**TASK DIRECTIONS**
Gather up the lines that contain "about".

Collected data entries

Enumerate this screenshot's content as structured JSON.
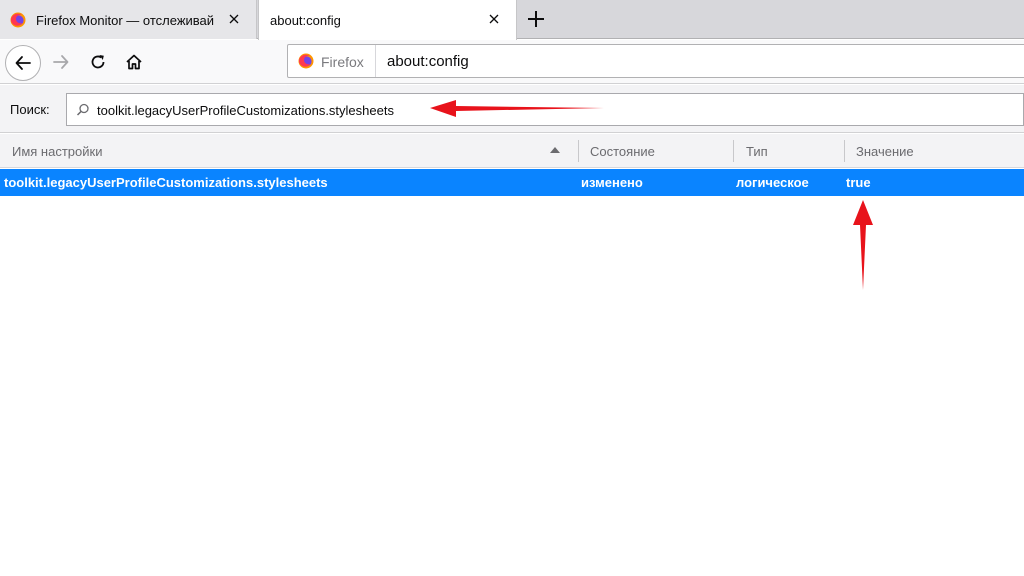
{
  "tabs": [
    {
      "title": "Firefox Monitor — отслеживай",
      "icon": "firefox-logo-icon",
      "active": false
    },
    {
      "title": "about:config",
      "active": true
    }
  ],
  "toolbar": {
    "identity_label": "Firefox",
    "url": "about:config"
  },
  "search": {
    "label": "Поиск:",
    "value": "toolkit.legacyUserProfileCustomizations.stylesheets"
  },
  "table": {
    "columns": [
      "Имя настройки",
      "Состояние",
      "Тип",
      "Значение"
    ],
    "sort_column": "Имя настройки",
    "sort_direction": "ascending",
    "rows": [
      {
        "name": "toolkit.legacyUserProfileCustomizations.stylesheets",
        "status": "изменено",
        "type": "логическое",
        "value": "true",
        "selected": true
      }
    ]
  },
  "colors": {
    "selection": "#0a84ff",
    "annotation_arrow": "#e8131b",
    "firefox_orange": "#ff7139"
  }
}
---
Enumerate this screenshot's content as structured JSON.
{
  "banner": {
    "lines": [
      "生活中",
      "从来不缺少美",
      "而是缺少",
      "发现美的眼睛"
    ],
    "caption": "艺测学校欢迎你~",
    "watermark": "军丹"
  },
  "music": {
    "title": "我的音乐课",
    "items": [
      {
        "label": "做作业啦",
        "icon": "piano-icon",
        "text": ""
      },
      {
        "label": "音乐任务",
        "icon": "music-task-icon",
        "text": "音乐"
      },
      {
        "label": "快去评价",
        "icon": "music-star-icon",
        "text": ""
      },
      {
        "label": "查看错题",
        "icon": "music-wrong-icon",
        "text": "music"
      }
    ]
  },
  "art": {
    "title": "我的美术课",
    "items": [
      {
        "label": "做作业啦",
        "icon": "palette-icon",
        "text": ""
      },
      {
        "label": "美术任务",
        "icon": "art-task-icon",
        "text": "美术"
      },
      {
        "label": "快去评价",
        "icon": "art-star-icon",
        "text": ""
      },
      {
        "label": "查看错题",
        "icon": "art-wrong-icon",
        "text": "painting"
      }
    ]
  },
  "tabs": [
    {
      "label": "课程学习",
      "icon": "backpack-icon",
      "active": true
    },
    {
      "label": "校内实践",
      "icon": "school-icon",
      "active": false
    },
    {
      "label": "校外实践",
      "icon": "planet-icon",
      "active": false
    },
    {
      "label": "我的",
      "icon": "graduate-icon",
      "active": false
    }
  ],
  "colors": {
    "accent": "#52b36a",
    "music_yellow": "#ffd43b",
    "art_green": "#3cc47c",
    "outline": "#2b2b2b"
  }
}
...
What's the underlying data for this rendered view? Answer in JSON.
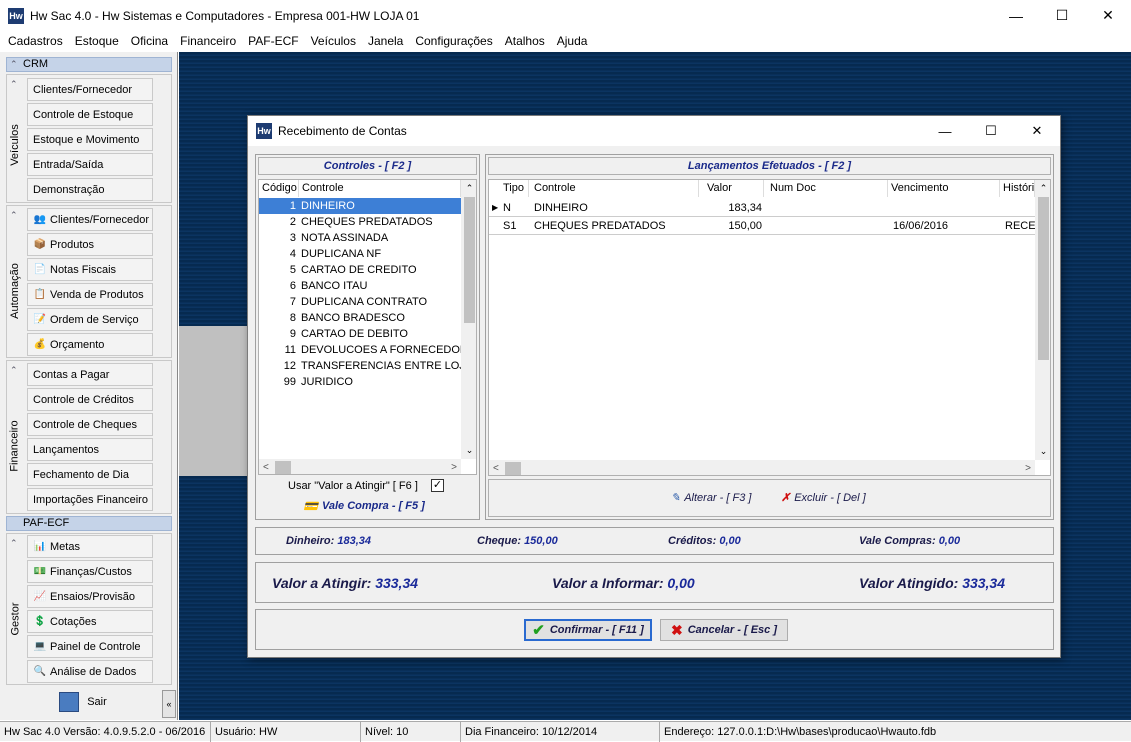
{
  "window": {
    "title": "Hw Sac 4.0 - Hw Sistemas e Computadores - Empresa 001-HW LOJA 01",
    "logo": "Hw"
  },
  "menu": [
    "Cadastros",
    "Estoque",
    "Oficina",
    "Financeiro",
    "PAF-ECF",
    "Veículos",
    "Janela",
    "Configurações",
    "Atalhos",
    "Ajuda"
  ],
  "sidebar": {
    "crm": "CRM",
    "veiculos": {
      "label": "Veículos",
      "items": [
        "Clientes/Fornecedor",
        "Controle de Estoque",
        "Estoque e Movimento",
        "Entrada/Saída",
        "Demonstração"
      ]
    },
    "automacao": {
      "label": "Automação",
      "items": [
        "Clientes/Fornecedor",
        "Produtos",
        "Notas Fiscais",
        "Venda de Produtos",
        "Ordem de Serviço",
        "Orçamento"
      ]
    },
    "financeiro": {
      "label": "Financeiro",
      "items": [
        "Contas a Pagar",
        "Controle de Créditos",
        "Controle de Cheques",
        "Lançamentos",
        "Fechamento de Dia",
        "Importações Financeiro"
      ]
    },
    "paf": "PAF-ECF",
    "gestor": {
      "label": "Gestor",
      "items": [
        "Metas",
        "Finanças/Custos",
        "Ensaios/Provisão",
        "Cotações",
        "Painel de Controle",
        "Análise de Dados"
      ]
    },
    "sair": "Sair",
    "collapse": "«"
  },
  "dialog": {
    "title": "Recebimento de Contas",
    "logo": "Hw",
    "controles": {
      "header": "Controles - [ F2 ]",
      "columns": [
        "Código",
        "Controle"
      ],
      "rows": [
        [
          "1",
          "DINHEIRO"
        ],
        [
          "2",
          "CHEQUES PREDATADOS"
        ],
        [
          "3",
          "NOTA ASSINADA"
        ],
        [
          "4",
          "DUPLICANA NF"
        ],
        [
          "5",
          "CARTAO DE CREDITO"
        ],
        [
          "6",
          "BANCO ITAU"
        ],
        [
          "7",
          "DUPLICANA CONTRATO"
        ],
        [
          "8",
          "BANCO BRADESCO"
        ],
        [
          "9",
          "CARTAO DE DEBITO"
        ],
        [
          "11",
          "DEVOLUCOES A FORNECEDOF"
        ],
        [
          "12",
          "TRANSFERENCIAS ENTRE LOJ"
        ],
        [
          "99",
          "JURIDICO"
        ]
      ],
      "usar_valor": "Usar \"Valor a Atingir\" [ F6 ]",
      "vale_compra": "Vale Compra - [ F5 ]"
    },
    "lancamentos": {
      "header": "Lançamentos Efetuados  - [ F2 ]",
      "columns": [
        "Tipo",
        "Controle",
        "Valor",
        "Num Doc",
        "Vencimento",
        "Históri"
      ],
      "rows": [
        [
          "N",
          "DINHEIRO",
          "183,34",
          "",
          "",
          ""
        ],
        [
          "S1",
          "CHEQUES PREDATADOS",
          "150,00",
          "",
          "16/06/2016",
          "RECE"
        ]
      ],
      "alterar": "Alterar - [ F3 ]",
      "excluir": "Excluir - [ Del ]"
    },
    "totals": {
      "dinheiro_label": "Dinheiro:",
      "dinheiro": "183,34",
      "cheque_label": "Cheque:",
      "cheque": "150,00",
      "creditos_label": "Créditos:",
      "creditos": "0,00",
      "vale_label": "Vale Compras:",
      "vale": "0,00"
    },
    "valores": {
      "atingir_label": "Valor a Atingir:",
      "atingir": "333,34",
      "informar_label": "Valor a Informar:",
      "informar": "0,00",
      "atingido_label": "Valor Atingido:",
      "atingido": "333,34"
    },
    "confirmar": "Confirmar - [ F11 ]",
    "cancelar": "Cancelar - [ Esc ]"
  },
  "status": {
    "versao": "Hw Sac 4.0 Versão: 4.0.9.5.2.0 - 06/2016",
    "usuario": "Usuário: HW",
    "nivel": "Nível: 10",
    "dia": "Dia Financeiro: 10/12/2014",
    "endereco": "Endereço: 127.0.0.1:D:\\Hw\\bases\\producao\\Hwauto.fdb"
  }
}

**RESULT OF THE TASK**
      "title": "about:config",
    "url": "about:config"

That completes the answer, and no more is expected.